- Data extract
● ● ● ● ●
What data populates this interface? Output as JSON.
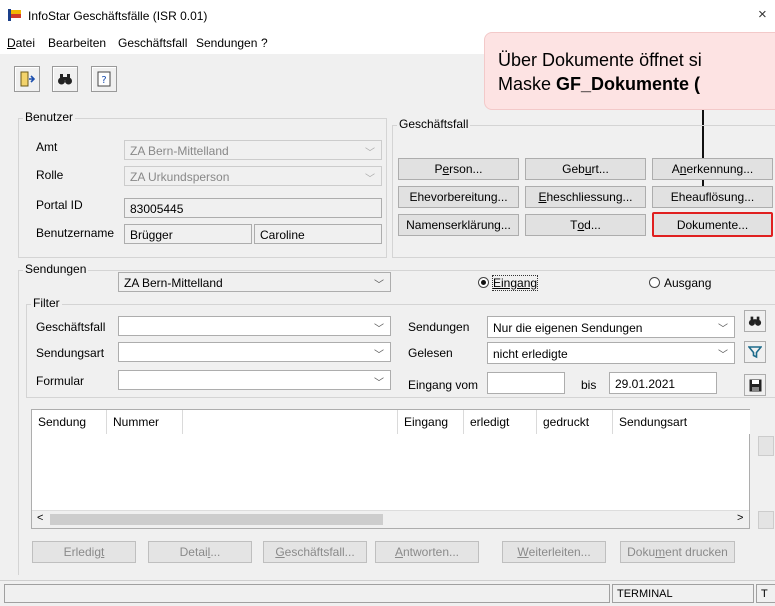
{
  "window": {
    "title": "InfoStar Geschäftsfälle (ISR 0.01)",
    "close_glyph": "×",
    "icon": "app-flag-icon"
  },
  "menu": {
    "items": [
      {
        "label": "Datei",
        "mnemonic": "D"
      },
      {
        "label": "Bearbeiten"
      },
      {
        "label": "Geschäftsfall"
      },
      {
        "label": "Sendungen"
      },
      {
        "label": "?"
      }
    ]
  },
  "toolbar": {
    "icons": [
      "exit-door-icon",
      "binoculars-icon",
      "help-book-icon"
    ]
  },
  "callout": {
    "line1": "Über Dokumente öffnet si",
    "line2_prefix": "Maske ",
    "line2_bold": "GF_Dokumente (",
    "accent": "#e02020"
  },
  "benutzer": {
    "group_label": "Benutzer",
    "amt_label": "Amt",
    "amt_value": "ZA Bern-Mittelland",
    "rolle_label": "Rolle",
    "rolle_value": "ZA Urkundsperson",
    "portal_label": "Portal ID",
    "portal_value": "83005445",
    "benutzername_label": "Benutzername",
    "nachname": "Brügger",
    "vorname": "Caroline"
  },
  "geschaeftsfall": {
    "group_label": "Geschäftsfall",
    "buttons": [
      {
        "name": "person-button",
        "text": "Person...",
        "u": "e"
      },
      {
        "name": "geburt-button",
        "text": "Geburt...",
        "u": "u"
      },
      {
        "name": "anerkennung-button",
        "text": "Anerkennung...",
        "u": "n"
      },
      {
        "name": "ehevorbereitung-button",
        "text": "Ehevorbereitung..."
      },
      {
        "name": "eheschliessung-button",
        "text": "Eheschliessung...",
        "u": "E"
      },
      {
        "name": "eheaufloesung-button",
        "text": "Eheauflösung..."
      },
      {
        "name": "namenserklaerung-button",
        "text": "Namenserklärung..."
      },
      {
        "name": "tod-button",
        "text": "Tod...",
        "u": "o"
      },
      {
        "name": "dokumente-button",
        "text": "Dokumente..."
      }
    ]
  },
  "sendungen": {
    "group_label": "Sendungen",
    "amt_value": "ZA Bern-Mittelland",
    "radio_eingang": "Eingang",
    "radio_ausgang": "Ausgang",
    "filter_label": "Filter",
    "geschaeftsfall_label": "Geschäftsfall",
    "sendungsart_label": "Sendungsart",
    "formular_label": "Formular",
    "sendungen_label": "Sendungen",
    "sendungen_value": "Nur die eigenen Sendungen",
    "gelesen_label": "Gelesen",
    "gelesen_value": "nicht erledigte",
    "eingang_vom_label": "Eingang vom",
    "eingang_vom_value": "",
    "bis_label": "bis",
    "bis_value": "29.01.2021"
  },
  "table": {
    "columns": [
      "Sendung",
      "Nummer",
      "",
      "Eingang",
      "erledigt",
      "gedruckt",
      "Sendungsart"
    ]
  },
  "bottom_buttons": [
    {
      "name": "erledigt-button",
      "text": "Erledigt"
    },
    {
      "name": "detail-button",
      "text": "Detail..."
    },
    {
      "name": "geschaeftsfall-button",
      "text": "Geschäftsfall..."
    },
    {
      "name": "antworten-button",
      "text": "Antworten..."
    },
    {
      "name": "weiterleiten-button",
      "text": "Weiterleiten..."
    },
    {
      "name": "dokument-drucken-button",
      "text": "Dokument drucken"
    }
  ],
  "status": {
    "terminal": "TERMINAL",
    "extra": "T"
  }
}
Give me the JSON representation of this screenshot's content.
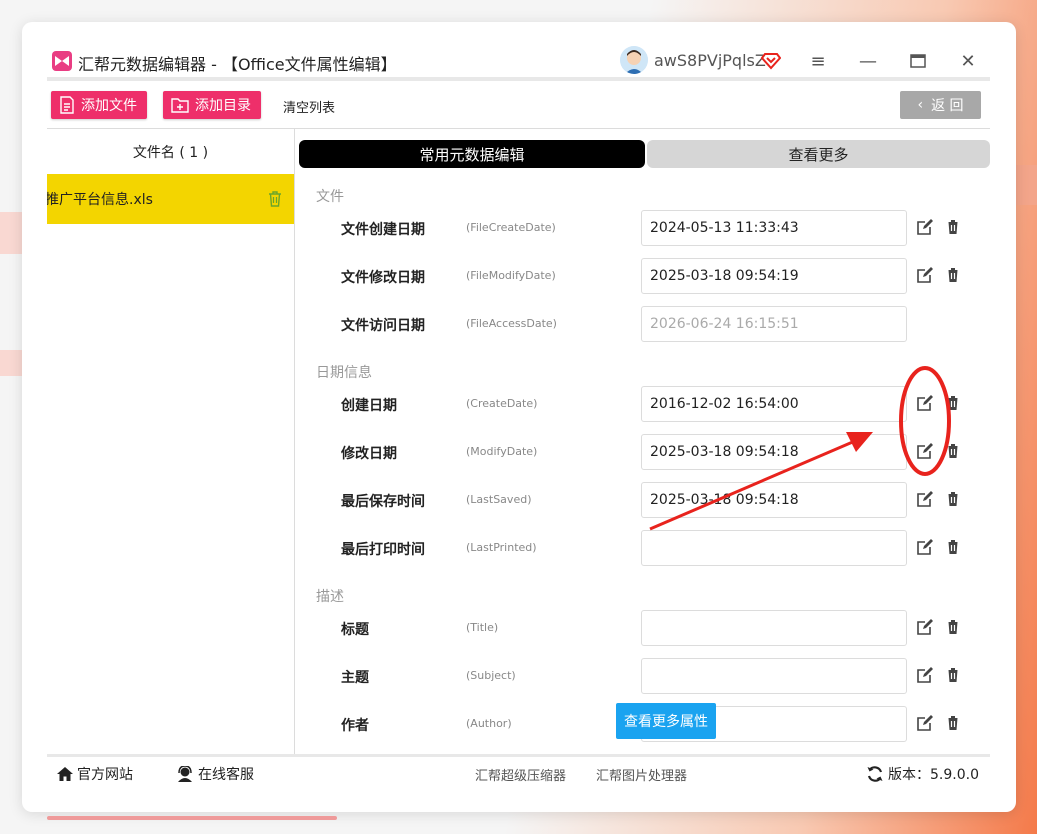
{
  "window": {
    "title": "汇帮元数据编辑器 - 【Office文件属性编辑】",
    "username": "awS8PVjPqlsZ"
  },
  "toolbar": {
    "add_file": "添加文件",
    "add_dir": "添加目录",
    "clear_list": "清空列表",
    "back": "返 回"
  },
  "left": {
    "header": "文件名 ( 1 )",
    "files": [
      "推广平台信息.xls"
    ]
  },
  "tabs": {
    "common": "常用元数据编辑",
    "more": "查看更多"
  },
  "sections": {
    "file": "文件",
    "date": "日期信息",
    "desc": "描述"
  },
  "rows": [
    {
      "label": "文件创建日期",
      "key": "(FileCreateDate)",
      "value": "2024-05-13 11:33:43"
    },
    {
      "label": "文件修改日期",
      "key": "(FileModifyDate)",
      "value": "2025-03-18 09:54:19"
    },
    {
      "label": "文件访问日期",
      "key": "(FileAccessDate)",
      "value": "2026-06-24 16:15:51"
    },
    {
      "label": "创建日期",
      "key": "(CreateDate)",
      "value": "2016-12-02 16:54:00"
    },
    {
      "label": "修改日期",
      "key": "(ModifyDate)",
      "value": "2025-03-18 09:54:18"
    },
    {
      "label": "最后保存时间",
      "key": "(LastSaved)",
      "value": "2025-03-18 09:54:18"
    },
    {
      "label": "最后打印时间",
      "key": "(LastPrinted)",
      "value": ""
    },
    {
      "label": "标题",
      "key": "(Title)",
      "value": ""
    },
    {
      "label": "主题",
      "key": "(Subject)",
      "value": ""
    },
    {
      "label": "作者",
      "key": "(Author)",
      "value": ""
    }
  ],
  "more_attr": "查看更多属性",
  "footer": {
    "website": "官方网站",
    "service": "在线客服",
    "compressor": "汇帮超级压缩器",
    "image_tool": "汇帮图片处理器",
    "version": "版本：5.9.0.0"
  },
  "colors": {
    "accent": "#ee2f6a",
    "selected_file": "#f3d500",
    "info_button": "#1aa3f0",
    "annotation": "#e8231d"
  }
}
● ● ● ● ●
Determine how many lines of the listing hold the word "this" and reply with that figure alone.

2